• [ROWS]:
= = = = =

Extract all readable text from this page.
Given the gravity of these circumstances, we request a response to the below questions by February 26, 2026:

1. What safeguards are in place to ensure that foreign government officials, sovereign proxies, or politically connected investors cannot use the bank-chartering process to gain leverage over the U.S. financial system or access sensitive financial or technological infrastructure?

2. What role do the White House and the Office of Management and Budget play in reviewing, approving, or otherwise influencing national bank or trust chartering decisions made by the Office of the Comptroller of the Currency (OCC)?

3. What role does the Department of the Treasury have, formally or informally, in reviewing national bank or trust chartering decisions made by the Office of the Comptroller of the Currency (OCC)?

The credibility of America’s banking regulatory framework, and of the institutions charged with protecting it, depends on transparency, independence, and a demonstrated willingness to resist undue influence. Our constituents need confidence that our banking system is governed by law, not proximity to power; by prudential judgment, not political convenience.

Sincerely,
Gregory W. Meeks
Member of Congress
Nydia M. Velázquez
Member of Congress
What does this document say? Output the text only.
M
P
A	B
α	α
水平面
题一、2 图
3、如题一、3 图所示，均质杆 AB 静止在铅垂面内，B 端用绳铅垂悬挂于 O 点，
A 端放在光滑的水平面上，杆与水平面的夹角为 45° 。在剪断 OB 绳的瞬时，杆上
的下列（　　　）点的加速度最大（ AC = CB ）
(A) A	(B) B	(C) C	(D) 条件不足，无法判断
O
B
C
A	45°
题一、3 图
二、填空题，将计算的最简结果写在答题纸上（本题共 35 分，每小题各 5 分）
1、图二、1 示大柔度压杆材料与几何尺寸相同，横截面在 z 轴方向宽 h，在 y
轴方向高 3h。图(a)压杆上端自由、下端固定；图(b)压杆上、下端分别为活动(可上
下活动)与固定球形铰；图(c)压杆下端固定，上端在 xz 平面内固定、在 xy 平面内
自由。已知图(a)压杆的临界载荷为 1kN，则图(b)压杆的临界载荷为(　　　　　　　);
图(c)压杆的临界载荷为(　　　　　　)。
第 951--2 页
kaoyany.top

= = = = =

Copy all the lines above that hold the string "does".

3. What role does the Department of the Treasury have, formally or informally, in reviewing national bank or trust chartering decisions made by the Office of the Comptroller of the Currency (OCC)?
What does this document say? Output the text only.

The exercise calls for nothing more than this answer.